--- DATASET EXTRACT ---
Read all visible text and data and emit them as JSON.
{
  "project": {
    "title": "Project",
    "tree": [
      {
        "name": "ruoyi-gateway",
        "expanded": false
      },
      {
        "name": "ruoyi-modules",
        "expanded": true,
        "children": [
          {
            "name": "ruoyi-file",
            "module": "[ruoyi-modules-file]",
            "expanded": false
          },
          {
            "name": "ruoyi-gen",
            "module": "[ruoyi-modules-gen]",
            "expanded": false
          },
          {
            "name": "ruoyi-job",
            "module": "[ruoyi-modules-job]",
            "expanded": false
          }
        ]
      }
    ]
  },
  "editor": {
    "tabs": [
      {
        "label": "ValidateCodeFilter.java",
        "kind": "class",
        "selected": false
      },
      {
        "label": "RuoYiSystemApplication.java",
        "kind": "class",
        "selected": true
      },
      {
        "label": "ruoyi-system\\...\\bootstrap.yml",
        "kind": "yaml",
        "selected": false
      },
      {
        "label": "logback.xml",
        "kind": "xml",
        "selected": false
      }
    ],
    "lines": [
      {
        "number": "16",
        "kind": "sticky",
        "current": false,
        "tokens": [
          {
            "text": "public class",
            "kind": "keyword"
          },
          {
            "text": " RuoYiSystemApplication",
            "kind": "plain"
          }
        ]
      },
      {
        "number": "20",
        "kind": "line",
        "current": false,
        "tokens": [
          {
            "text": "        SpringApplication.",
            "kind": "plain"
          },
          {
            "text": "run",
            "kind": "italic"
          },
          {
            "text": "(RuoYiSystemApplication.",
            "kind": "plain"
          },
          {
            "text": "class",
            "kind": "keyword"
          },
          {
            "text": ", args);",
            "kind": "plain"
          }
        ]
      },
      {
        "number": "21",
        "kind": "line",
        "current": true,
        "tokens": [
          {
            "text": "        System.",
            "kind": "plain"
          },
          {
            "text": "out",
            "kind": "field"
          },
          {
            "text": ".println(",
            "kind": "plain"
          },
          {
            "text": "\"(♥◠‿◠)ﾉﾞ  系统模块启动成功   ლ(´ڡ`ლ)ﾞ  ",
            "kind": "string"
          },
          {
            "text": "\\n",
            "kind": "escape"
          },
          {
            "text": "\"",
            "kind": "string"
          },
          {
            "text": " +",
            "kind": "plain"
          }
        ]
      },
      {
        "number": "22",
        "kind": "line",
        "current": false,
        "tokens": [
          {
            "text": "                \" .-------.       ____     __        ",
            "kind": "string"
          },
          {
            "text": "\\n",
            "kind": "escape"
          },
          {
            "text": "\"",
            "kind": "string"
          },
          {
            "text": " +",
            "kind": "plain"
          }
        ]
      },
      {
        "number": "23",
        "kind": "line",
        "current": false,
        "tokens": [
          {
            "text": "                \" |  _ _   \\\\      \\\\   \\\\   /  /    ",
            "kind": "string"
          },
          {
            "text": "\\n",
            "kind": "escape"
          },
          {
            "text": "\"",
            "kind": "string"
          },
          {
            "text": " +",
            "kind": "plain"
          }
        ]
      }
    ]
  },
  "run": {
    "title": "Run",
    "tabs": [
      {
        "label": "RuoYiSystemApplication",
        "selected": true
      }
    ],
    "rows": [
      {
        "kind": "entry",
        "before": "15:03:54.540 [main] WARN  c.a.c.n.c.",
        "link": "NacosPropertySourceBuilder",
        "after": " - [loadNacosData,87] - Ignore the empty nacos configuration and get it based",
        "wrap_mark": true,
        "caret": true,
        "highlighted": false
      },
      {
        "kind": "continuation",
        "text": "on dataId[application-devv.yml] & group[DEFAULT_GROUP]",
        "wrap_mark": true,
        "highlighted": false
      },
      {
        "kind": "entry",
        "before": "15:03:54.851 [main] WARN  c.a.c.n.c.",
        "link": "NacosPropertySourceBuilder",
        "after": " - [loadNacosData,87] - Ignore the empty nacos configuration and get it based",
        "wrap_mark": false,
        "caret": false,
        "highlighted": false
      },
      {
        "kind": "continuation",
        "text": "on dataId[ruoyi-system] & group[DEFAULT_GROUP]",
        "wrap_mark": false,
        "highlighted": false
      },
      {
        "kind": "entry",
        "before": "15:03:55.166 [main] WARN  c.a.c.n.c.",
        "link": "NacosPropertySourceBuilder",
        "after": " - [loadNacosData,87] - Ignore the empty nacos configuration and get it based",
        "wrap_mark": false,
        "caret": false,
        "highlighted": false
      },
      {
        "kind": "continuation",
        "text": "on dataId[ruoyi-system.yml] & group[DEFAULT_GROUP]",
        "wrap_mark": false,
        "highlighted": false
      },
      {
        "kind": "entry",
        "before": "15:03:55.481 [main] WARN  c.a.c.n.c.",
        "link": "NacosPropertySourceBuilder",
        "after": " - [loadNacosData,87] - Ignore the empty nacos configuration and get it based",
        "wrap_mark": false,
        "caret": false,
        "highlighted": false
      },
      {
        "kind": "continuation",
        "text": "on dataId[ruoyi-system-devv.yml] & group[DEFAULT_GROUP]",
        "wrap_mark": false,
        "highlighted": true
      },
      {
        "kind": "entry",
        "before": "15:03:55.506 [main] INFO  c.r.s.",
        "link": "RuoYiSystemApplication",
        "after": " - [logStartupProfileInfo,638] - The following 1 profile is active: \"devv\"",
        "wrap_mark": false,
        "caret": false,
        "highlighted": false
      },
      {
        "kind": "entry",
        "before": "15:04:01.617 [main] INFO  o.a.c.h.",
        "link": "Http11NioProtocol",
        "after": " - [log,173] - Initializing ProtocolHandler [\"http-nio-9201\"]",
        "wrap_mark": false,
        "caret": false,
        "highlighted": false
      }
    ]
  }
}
---
• _WORK REQUIRED_: Return all of the entries exactly as written.

• _SOLUTION TO THIS EXERCISE_:
Read all visible text and data and emit them as JSON.
{
  "project": {
    "title": "Project",
    "tree": [
      {
        "name": "ruoyi-gateway",
        "expanded": false
      },
      {
        "name": "ruoyi-modules",
        "expanded": true,
        "children": [
          {
            "name": "ruoyi-file",
            "module": "[ruoyi-modules-file]",
            "expanded": false
          },
          {
            "name": "ruoyi-gen",
            "module": "[ruoyi-modules-gen]",
            "expanded": false
          },
          {
            "name": "ruoyi-job",
            "module": "[ruoyi-modules-job]",
            "expanded": false
          }
        ]
      }
    ]
  },
  "editor": {
    "tabs": [
      {
        "label": "ValidateCodeFilter.java",
        "kind": "class",
        "selected": false
      },
      {
        "label": "RuoYiSystemApplication.java",
        "kind": "class",
        "selected": true
      },
      {
        "label": "ruoyi-system\\...\\bootstrap.yml",
        "kind": "yaml",
        "selected": false
      },
      {
        "label": "logback.xml",
        "kind": "xml",
        "selected": false
      }
    ],
    "lines": [
      {
        "number": "16",
        "kind": "sticky",
        "current": false,
        "tokens": [
          {
            "text": "public class",
            "kind": "keyword"
          },
          {
            "text": " RuoYiSystemApplication",
            "kind": "plain"
          }
        ]
      },
      {
        "number": "20",
        "kind": "line",
        "current": false,
        "tokens": [
          {
            "text": "        SpringApplication.",
            "kind": "plain"
          },
          {
            "text": "run",
            "kind": "italic"
          },
          {
            "text": "(RuoYiSystemApplication.",
            "kind": "plain"
          },
          {
            "text": "class",
            "kind": "keyword"
          },
          {
            "text": ", args);",
            "kind": "plain"
          }
        ]
      },
      {
        "number": "21",
        "kind": "line",
        "current": true,
        "tokens": [
          {
            "text": "        System.",
            "kind": "plain"
          },
          {
            "text": "out",
            "kind": "field"
          },
          {
            "text": ".println(",
            "kind": "plain"
          },
          {
            "text": "\"(♥◠‿◠)ﾉﾞ  系统模块启动成功   ლ(´ڡ`ლ)ﾞ  ",
            "kind": "string"
          },
          {
            "text": "\\n",
            "kind": "escape"
          },
          {
            "text": "\"",
            "kind": "string"
          },
          {
            "text": " +",
            "kind": "plain"
          }
        ]
      },
      {
        "number": "22",
        "kind": "line",
        "current": false,
        "tokens": [
          {
            "text": "                \" .-------.       ____     __        ",
            "kind": "string"
          },
          {
            "text": "\\n",
            "kind": "escape"
          },
          {
            "text": "\"",
            "kind": "string"
          },
          {
            "text": " +",
            "kind": "plain"
          }
        ]
      },
      {
        "number": "23",
        "kind": "line",
        "current": false,
        "tokens": [
          {
            "text": "                \" |  _ _   \\\\      \\\\   \\\\   /  /    ",
            "kind": "string"
          },
          {
            "text": "\\n",
            "kind": "escape"
          },
          {
            "text": "\"",
            "kind": "string"
          },
          {
            "text": " +",
            "kind": "plain"
          }
        ]
      }
    ]
  },
  "run": {
    "title": "Run",
    "tabs": [
      {
        "label": "RuoYiSystemApplication",
        "selected": true
      }
    ],
    "rows": [
      {
        "kind": "entry",
        "before": "15:03:54.540 [main] WARN  c.a.c.n.c.",
        "link": "NacosPropertySourceBuilder",
        "after": " - [loadNacosData,87] - Ignore the empty nacos configuration and get it based",
        "wrap_mark": true,
        "caret": true,
        "highlighted": false
      },
      {
        "kind": "continuation",
        "text": "on dataId[application-devv.yml] & group[DEFAULT_GROUP]",
        "wrap_mark": true,
        "highlighted": false
      },
      {
        "kind": "entry",
        "before": "15:03:54.851 [main] WARN  c.a.c.n.c.",
        "link": "NacosPropertySourceBuilder",
        "after": " - [loadNacosData,87] - Ignore the empty nacos configuration and get it based",
        "wrap_mark": false,
        "caret": false,
        "highlighted": false
      },
      {
        "kind": "continuation",
        "text": "on dataId[ruoyi-system] & group[DEFAULT_GROUP]",
        "wrap_mark": false,
        "highlighted": false
      },
      {
        "kind": "entry",
        "before": "15:03:55.166 [main] WARN  c.a.c.n.c.",
        "link": "NacosPropertySourceBuilder",
        "after": " - [loadNacosData,87] - Ignore the empty nacos configuration and get it based",
        "wrap_mark": false,
        "caret": false,
        "highlighted": false
      },
      {
        "kind": "continuation",
        "text": "on dataId[ruoyi-system.yml] & group[DEFAULT_GROUP]",
        "wrap_mark": false,
        "highlighted": false
      },
      {
        "kind": "entry",
        "before": "15:03:55.481 [main] WARN  c.a.c.n.c.",
        "link": "NacosPropertySourceBuilder",
        "after": " - [loadNacosData,87] - Ignore the empty nacos configuration and get it based",
        "wrap_mark": false,
        "caret": false,
        "highlighted": false
      },
      {
        "kind": "continuation",
        "text": "on dataId[ruoyi-system-devv.yml] & group[DEFAULT_GROUP]",
        "wrap_mark": false,
        "highlighted": true
      },
      {
        "kind": "entry",
        "before": "15:03:55.506 [main] INFO  c.r.s.",
        "link": "RuoYiSystemApplication",
        "after": " - [logStartupProfileInfo,638] - The following 1 profile is active: \"devv\"",
        "wrap_mark": false,
        "caret": false,
        "highlighted": false
      },
      {
        "kind": "entry",
        "before": "15:04:01.617 [main] INFO  o.a.c.h.",
        "link": "Http11NioProtocol",
        "after": " - [log,173] - Initializing ProtocolHandler [\"http-nio-9201\"]",
        "wrap_mark": false,
        "caret": false,
        "highlighted": false
      }
    ]
  }
}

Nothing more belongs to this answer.